From the records below, extract all the text exactly and leave the images behind.

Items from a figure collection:
────

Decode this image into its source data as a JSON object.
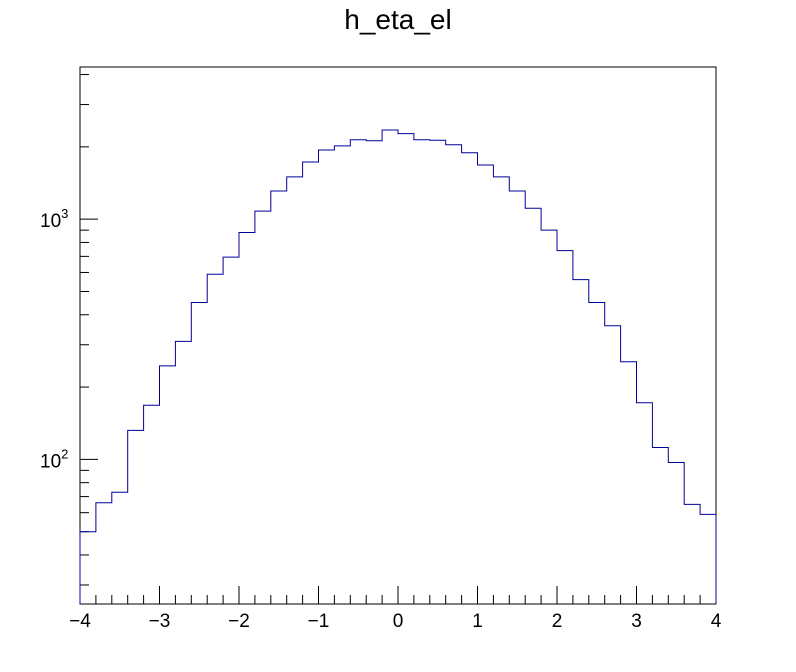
{
  "chart_data": {
    "type": "histogram",
    "title": "h_eta_el",
    "xlabel": "",
    "ylabel": "",
    "xlim": [
      -4,
      4
    ],
    "ylim": [
      25,
      4300
    ],
    "y_scale": "log",
    "grid": false,
    "legend": "none",
    "line_color": "#000099",
    "x_tick_labels": [
      "−4",
      "−3",
      "−2",
      "−1",
      "0",
      "1",
      "2",
      "3",
      "4"
    ],
    "x_tick_values": [
      -4,
      -3,
      -2,
      -1,
      0,
      1,
      2,
      3,
      4
    ],
    "y_tick_labels": [
      {
        "base": "10",
        "exp": "2",
        "value": 100
      },
      {
        "base": "10",
        "exp": "3",
        "value": 1000
      }
    ],
    "bin_edges": [
      -4.0,
      -3.8,
      -3.6,
      -3.4,
      -3.2,
      -3.0,
      -2.8,
      -2.6,
      -2.4,
      -2.2,
      -2.0,
      -1.8,
      -1.6,
      -1.4,
      -1.2,
      -1.0,
      -0.8,
      -0.6,
      -0.4,
      -0.2,
      0.0,
      0.2,
      0.4,
      0.6,
      0.8,
      1.0,
      1.2,
      1.4,
      1.6,
      1.8,
      2.0,
      2.2,
      2.4,
      2.6,
      2.8,
      3.0,
      3.2,
      3.4,
      3.6,
      3.8,
      4.0
    ],
    "values": [
      50,
      66,
      73,
      132,
      168,
      245,
      310,
      450,
      590,
      695,
      880,
      1080,
      1310,
      1500,
      1730,
      1940,
      2020,
      2140,
      2120,
      2350,
      2270,
      2140,
      2130,
      2040,
      1890,
      1680,
      1500,
      1310,
      1110,
      900,
      740,
      560,
      450,
      360,
      255,
      172,
      112,
      97,
      65,
      59
    ]
  }
}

────

▸ **Final answer**
Decode this image into its source data as a JSON object.
{
  "chart_data": {
    "type": "histogram",
    "title": "h_eta_el",
    "xlabel": "",
    "ylabel": "",
    "xlim": [
      -4,
      4
    ],
    "ylim": [
      25,
      4300
    ],
    "y_scale": "log",
    "grid": false,
    "legend": "none",
    "line_color": "#000099",
    "x_tick_labels": [
      "−4",
      "−3",
      "−2",
      "−1",
      "0",
      "1",
      "2",
      "3",
      "4"
    ],
    "x_tick_values": [
      -4,
      -3,
      -2,
      -1,
      0,
      1,
      2,
      3,
      4
    ],
    "y_tick_labels": [
      {
        "base": "10",
        "exp": "2",
        "value": 100
      },
      {
        "base": "10",
        "exp": "3",
        "value": 1000
      }
    ],
    "bin_edges": [
      -4.0,
      -3.8,
      -3.6,
      -3.4,
      -3.2,
      -3.0,
      -2.8,
      -2.6,
      -2.4,
      -2.2,
      -2.0,
      -1.8,
      -1.6,
      -1.4,
      -1.2,
      -1.0,
      -0.8,
      -0.6,
      -0.4,
      -0.2,
      0.0,
      0.2,
      0.4,
      0.6,
      0.8,
      1.0,
      1.2,
      1.4,
      1.6,
      1.8,
      2.0,
      2.2,
      2.4,
      2.6,
      2.8,
      3.0,
      3.2,
      3.4,
      3.6,
      3.8,
      4.0
    ],
    "values": [
      50,
      66,
      73,
      132,
      168,
      245,
      310,
      450,
      590,
      695,
      880,
      1080,
      1310,
      1500,
      1730,
      1940,
      2020,
      2140,
      2120,
      2350,
      2270,
      2140,
      2130,
      2040,
      1890,
      1680,
      1500,
      1310,
      1110,
      900,
      740,
      560,
      450,
      360,
      255,
      172,
      112,
      97,
      65,
      59
    ]
  }
}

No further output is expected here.